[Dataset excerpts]
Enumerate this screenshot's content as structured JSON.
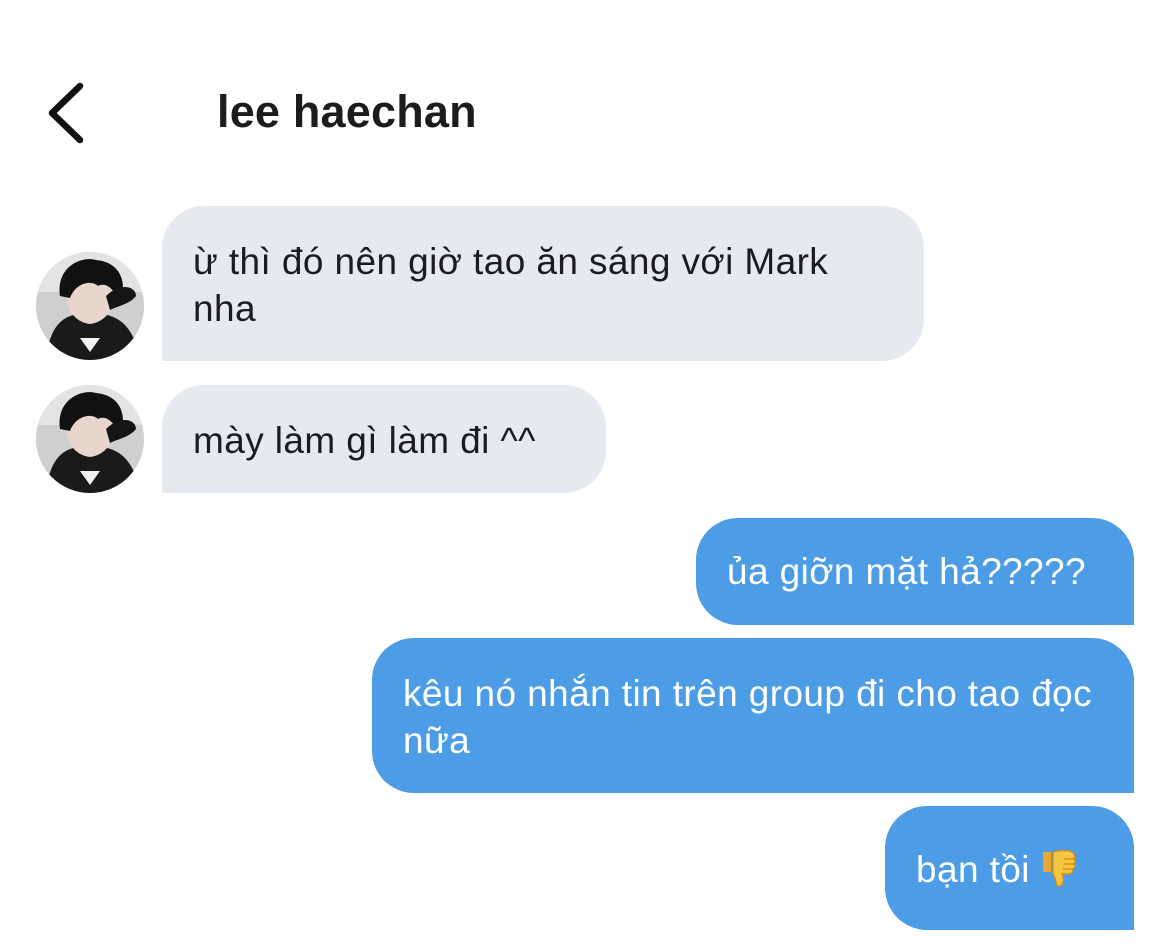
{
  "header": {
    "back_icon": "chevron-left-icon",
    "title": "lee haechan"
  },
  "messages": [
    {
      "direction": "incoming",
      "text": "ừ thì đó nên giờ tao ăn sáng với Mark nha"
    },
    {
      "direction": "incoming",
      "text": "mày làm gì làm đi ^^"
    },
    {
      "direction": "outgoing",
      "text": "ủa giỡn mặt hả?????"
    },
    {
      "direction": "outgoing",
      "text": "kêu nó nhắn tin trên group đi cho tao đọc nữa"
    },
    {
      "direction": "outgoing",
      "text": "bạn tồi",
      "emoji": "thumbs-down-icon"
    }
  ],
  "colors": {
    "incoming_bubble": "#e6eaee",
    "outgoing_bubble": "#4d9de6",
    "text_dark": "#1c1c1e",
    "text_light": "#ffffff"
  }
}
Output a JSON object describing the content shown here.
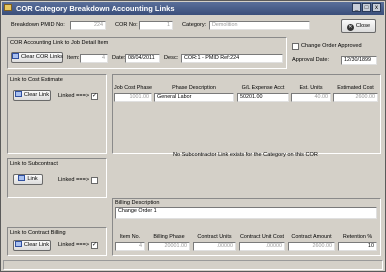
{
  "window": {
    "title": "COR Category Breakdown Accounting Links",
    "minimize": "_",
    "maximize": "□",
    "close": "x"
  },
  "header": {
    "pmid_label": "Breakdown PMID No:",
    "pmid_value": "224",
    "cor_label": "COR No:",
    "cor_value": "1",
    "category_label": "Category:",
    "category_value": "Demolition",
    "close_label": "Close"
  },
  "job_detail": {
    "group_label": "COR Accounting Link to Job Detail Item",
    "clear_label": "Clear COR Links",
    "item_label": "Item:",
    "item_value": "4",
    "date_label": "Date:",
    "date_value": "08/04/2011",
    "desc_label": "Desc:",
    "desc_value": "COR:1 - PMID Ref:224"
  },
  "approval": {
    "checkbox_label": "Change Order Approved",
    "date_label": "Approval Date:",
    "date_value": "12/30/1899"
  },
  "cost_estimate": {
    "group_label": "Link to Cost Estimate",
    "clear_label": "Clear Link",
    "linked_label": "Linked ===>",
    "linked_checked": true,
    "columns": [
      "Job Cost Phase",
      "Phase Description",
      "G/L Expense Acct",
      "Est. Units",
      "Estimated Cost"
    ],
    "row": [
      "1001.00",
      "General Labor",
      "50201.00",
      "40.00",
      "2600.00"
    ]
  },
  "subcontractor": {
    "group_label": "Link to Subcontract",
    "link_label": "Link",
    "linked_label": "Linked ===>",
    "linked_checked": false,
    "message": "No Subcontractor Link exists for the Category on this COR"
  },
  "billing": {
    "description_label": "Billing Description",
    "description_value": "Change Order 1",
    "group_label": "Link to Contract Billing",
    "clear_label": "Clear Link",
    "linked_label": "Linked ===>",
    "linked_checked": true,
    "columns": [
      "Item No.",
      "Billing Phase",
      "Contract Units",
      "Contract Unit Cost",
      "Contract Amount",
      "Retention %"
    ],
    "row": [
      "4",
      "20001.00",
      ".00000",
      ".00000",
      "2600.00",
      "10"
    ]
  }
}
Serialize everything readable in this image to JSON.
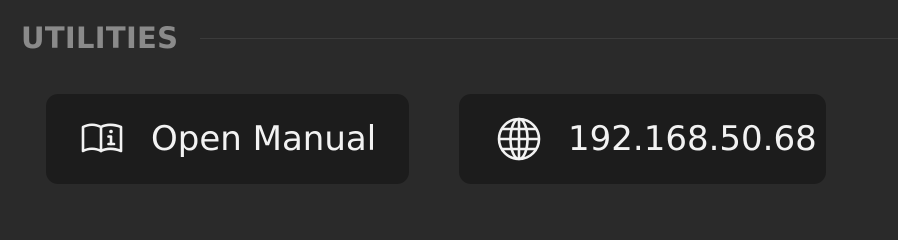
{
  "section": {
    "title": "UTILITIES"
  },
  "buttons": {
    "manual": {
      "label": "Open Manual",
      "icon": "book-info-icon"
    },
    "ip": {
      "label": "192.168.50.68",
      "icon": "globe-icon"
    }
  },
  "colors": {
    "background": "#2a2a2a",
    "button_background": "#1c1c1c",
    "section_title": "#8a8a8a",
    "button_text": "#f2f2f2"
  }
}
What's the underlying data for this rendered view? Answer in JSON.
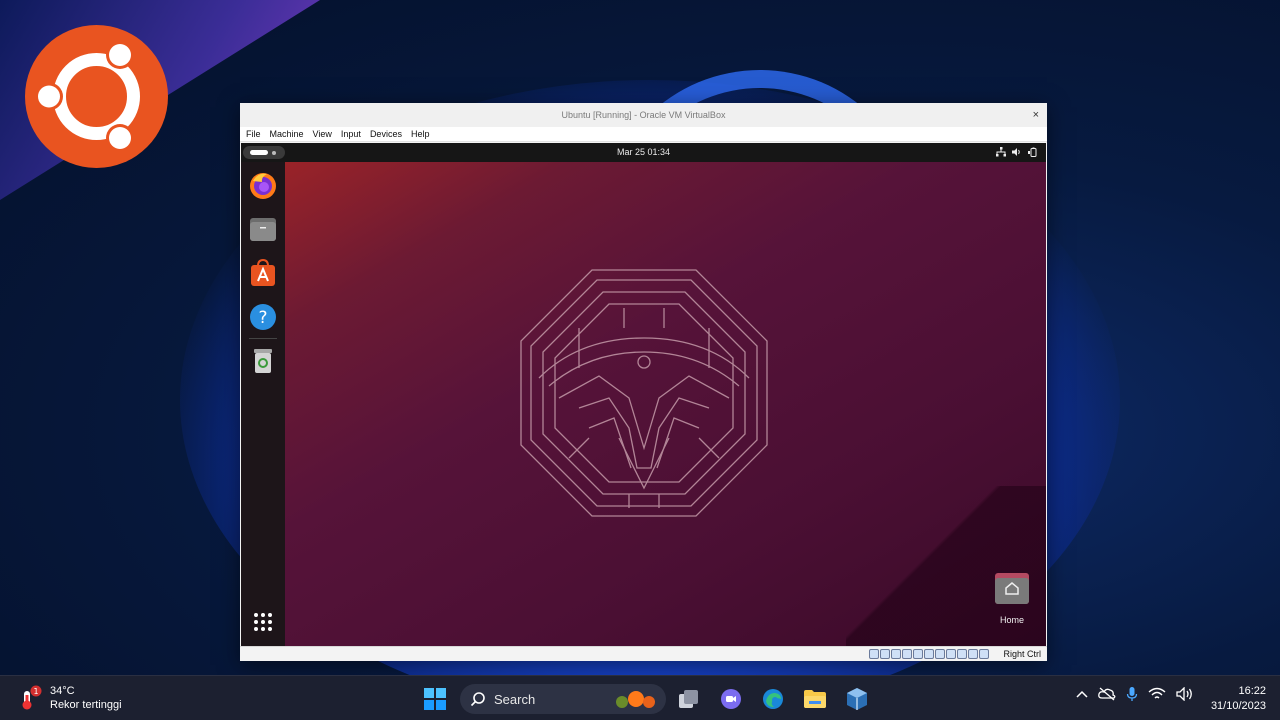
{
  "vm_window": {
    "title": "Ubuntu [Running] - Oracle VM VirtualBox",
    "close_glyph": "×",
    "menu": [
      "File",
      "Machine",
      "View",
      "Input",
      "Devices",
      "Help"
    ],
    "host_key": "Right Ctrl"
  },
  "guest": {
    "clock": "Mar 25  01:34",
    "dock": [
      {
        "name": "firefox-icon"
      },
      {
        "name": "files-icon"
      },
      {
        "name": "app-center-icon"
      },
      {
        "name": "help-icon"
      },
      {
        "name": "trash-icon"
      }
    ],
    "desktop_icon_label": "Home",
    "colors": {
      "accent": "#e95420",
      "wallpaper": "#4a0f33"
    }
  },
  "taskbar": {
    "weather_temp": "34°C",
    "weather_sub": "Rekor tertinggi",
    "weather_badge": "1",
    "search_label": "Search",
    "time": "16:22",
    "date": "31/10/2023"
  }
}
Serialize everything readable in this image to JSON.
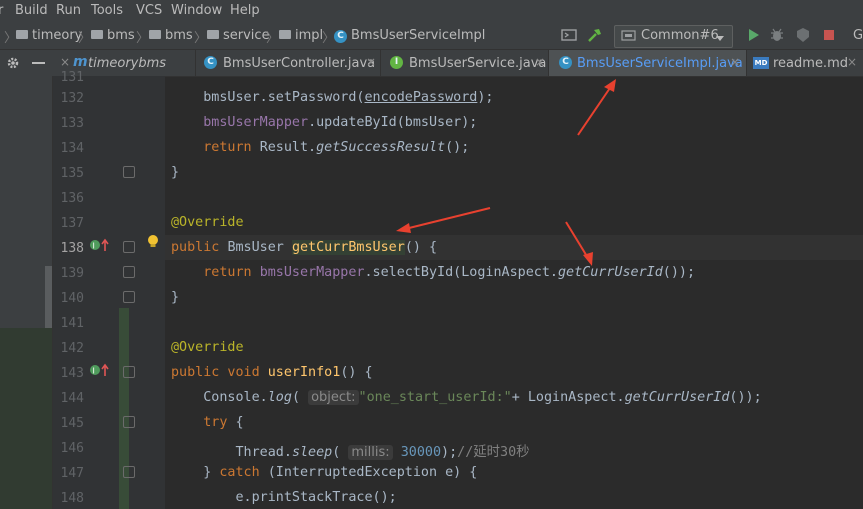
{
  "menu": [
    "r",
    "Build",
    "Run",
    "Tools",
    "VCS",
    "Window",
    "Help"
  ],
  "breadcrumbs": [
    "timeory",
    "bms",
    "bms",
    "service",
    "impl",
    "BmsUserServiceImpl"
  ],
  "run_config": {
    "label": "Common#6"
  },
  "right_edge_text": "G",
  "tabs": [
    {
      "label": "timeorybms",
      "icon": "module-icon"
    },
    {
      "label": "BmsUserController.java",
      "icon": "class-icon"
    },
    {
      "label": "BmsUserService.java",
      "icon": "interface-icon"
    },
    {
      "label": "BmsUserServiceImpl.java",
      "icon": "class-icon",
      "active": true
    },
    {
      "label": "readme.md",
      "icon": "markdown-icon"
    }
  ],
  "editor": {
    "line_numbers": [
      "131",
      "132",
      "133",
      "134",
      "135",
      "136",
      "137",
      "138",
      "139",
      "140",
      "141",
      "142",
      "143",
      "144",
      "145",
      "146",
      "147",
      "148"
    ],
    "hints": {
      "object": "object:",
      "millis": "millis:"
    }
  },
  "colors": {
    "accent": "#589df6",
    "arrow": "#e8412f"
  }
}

| Task statement |
All of the data above should be quoted exactly, except for the pictures.

| Full response |
Enumerate this screenshot's content as structured JSON.
{
  "header": {
    "back_icon": "chevron-left-icon",
    "title": "lee haechan"
  },
  "messages": [
    {
      "direction": "incoming",
      "text": "ừ thì đó nên giờ tao ăn sáng với Mark nha"
    },
    {
      "direction": "incoming",
      "text": "mày làm gì làm đi ^^"
    },
    {
      "direction": "outgoing",
      "text": "ủa giỡn mặt hả?????"
    },
    {
      "direction": "outgoing",
      "text": "kêu nó nhắn tin trên group đi cho tao đọc nữa"
    },
    {
      "direction": "outgoing",
      "text": "bạn tồi",
      "emoji": "thumbs-down-icon"
    }
  ],
  "colors": {
    "incoming_bubble": "#e6eaee",
    "outgoing_bubble": "#4d9de6",
    "text_dark": "#1c1c1e",
    "text_light": "#ffffff"
  }
}
Output a JSON object describing the content shown here.
{
  "window": {
    "title": "COR Category Breakdown Accounting Links",
    "minimize": "_",
    "maximize": "□",
    "close": "x"
  },
  "header": {
    "pmid_label": "Breakdown PMID No:",
    "pmid_value": "224",
    "cor_label": "COR No:",
    "cor_value": "1",
    "category_label": "Category:",
    "category_value": "Demolition",
    "close_label": "Close"
  },
  "job_detail": {
    "group_label": "COR Accounting Link to Job Detail Item",
    "clear_label": "Clear COR Links",
    "item_label": "Item:",
    "item_value": "4",
    "date_label": "Date:",
    "date_value": "08/04/2011",
    "desc_label": "Desc:",
    "desc_value": "COR:1 - PMID Ref:224"
  },
  "approval": {
    "checkbox_label": "Change Order Approved",
    "date_label": "Approval Date:",
    "date_value": "12/30/1899"
  },
  "cost_estimate": {
    "group_label": "Link to Cost Estimate",
    "clear_label": "Clear Link",
    "linked_label": "Linked ===>",
    "linked_checked": true,
    "columns": [
      "Job Cost Phase",
      "Phase Description",
      "G/L Expense Acct",
      "Est. Units",
      "Estimated Cost"
    ],
    "row": [
      "1001.00",
      "General Labor",
      "50201.00",
      "40.00",
      "2600.00"
    ]
  },
  "subcontractor": {
    "group_label": "Link to Subcontract",
    "link_label": "Link",
    "linked_label": "Linked ===>",
    "linked_checked": false,
    "message": "No Subcontractor Link exists for the Category on this COR"
  },
  "billing": {
    "description_label": "Billing Description",
    "description_value": "Change Order 1",
    "group_label": "Link to Contract Billing",
    "clear_label": "Clear Link",
    "linked_label": "Linked ===>",
    "linked_checked": true,
    "columns": [
      "Item No.",
      "Billing Phase",
      "Contract Units",
      "Contract Unit Cost",
      "Contract Amount",
      "Retention %"
    ],
    "row": [
      "4",
      "20001.00",
      ".00000",
      ".00000",
      "2600.00",
      "10"
    ]
  }
}
Serialize everything readable in this image to JSON.
{
  "section": {
    "title": "UTILITIES"
  },
  "buttons": {
    "manual": {
      "label": "Open Manual",
      "icon": "book-info-icon"
    },
    "ip": {
      "label": "192.168.50.68",
      "icon": "globe-icon"
    }
  },
  "colors": {
    "background": "#2a2a2a",
    "button_background": "#1c1c1c",
    "section_title": "#8a8a8a",
    "button_text": "#f2f2f2"
  }
}
What's the underlying data for this rendered view? Answer in JSON.
{
  "vm_window": {
    "title": "Ubuntu [Running] - Oracle VM VirtualBox",
    "close_glyph": "×",
    "menu": [
      "File",
      "Machine",
      "View",
      "Input",
      "Devices",
      "Help"
    ],
    "host_key": "Right Ctrl"
  },
  "guest": {
    "clock": "Mar 25  01:34",
    "dock": [
      {
        "name": "firefox-icon"
      },
      {
        "name": "files-icon"
      },
      {
        "name": "app-center-icon"
      },
      {
        "name": "help-icon"
      },
      {
        "name": "trash-icon"
      }
    ],
    "desktop_icon_label": "Home",
    "colors": {
      "accent": "#e95420",
      "wallpaper": "#4a0f33"
    }
  },
  "taskbar": {
    "weather_temp": "34°C",
    "weather_sub": "Rekor tertinggi",
    "weather_badge": "1",
    "search_label": "Search",
    "time": "16:22",
    "date": "31/10/2023"
  }
}
Serialize everything readable in this image to JSON.
{
  "menu": [
    "r",
    "Build",
    "Run",
    "Tools",
    "VCS",
    "Window",
    "Help"
  ],
  "breadcrumbs": [
    "timeory",
    "bms",
    "bms",
    "service",
    "impl",
    "BmsUserServiceImpl"
  ],
  "run_config": {
    "label": "Common#6"
  },
  "right_edge_text": "G",
  "tabs": [
    {
      "label": "timeorybms",
      "icon": "module-icon"
    },
    {
      "label": "BmsUserController.java",
      "icon": "class-icon"
    },
    {
      "label": "BmsUserService.java",
      "icon": "interface-icon"
    },
    {
      "label": "BmsUserServiceImpl.java",
      "icon": "class-icon",
      "active": true
    },
    {
      "label": "readme.md",
      "icon": "markdown-icon"
    }
  ],
  "editor": {
    "line_numbers": [
      "131",
      "132",
      "133",
      "134",
      "135",
      "136",
      "137",
      "138",
      "139",
      "140",
      "141",
      "142",
      "143",
      "144",
      "145",
      "146",
      "147",
      "148"
    ],
    "hints": {
      "object": "object:",
      "millis": "millis:"
    }
  },
  "colors": {
    "accent": "#589df6",
    "arrow": "#e8412f"
  }
}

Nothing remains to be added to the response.